At MSBS, annual rainfall averages 2400–2800 mm, and daily maximum and minimum temperatures average 31 and 23°C, respectively (Sombroek 2001; M. E. Frederickson 2003, personal observation). The climate of the region is often considered aseasonal, because no month of the year receives less than 100 mm of rain (Sombroek 2001; Vieira et al. 2004). However, rainfall is greater from November to April than from May to October in most, but not all years (Madigosky & Vatnick 2000; Frederickson 2006). In tropical forests with strongly seasonal climates, herbivore abundances are usually lowest in the dry season (Wolda 1978; Coley & Barone 1996). However, because the seasonality of climate at MSBS is so weak, there may be little seasonal change in herbivore abundances at this site.

(b) Standing leaf herbivory

We investigated the hypothesis that herbivory is higher in pure than in mixed stands of D. hirsuta. We measured standing leaf herbivory on: (i) A. depilis-occupied D. hirsuta trees, (ii) M. schumanni-occupied D. hirsuta trees growing singly or at most in pairs, and (iii) M. schumanni-occupied D. hirsuta trees growing in devil's gardens comprising at least three, but usually many more, D. hirsuta trees. The D. hirsuta trees in groups 1 and 2 were growing in mixed stands because they were surrounded by trees of many other species. In contrast, the D. hirsuta trees in group 3 were surrounded mostly by other D. hirsuta trees, and hence were growing in nearly pure stands.

────────────────────

§ PROBLEM 1: Copy the text on leaf herbivory in D. hirsuta stands, starting with "We investigated the" and going on through "nearly pure stands.", and substitute "groves" for "stands".
§ PROBLEM 2: Pick up the text on climate and leaf herbivory at MSBS after its last sentence and continue it.

§ EXTRACTED INFORMATION:

────────────────────

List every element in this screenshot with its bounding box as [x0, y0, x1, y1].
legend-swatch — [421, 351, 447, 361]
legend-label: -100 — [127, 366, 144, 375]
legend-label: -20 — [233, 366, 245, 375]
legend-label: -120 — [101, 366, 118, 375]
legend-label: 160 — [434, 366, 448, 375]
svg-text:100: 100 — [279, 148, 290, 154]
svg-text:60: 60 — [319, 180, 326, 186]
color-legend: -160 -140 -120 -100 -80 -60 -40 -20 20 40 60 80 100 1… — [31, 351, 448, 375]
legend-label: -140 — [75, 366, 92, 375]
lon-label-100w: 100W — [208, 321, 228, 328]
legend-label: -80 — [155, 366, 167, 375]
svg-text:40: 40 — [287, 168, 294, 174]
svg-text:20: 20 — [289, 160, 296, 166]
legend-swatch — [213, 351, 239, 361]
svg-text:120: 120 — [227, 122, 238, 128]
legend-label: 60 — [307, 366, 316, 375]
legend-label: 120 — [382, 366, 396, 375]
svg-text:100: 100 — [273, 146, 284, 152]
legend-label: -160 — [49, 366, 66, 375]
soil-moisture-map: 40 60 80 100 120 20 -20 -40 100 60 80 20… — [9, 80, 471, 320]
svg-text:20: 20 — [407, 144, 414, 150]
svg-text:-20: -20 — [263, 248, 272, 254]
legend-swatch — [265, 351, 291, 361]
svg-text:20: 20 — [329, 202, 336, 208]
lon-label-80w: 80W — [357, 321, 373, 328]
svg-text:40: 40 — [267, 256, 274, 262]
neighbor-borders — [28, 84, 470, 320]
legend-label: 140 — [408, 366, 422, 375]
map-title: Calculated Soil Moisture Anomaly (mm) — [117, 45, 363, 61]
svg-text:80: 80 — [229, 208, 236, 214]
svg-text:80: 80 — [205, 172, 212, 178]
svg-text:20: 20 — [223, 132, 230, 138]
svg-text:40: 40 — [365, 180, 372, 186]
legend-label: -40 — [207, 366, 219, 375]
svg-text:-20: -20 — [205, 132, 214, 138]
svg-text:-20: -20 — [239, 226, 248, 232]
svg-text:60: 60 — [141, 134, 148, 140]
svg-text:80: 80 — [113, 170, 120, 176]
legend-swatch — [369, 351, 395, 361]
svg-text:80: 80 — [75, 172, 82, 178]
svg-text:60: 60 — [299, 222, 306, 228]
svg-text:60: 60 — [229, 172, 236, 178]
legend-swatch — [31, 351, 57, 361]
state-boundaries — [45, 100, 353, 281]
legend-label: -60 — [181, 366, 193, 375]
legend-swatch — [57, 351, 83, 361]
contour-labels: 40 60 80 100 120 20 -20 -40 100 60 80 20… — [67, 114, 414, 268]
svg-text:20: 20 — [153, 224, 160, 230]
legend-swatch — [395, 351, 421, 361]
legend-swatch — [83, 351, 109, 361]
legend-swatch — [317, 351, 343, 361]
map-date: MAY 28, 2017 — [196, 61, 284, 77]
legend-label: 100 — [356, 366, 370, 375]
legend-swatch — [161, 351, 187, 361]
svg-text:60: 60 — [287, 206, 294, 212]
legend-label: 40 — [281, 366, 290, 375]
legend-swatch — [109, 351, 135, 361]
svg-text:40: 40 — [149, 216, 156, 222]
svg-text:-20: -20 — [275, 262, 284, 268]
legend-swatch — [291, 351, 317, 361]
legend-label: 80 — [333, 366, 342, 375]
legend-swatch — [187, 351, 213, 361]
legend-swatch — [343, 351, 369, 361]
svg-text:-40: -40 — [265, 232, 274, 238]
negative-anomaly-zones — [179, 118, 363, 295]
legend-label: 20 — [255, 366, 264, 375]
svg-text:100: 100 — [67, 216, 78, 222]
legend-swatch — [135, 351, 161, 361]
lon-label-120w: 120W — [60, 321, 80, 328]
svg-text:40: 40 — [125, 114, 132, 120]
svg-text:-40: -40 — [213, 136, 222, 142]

────────────────────

§ RESULT 1:
We investigated the hypothesis that herbivory is higher in pure than in mixed groves of D. hirsuta. We measured standing leaf herbivory on: (i) A. depilis-occupied D. hirsuta trees, (ii) M. schumanni-occupied D. hirsuta trees growing singly or at most in pairs, and (iii) M. schumanni-occupied D. hirsuta trees growing in devil's gardens comprising at least three, but usually many more, D. hirsuta trees. The D. hirsuta trees in groups 1 and 2 were growing in mixed groves because they were surrounded by trees of many other species. In contrast, the D. hirsuta trees in group 3 were surrounded mostly by other D. hirsuta trees, and hence were growing in nearly pure groves.

§ RESULT 2:
Devil's gardens differ from the surrounding rainforest in more ways than just tree species richness. There is also less canopy cover, and therefore more light, inside than outside devil's gardens (Frederickson 2005). The light environment in devil's gardens might affect herbivory in devil's gardens, much as it does in tree fall gaps. Herbivory is usually higher in gaps than in the shady rainforest understory, largely because the light environment makes plants more productive in gaps (Coley 1983). We investigated whether D. hirsuta trees in devil's gardens, like trees in gaps, are more productive than trees in the rainforest understory by measuring the fraction of D. hirsuta producing young leaves inside and outside devil's gardens.

In 2002, we established a 4 ha plot at MSBS. The 4 ha plot was oriented along cardinal directions and divided into sixteen 50×50 m squares. In July 2002 and again in July 2003, each square was exhaustively searched for all domatia-bearing individuals of D. hirsuta by walking each square back and forth in a series of 2.5 m transects. We numbered and tagged each D. hirsuta plant we found. For each plant, we recorded: (i) which species of ant occupied the tree, if any, (ii) which devil's garden the tree was growing in, if any, and (iii) whether or not there were any young leaves on the plant.

In July 2003, we measured the standing level of leaf herbivory on 80 D. hirsuta trees in the 4 ha plot. We measured herbivory on all 17 M. schumanni-occupied D. hirsuta that were growing outside devil's gardens. Thirteen of these trees were growing singly; four were growing in pairs, in which case one M. schumanni colony occupied both the trees. We also measured herbivory on 42 M. schumanni-occupied D. hirsuta trees selected at random from among the 9, 11, 14, 15, 96 and 282 D. hirsuta growing in the six devil's gardens in the plot. In addition, we measured herbivory on 21 trees that we selected at random from among the 72 A. depilis-occupied D. hirsuta trees in the plot.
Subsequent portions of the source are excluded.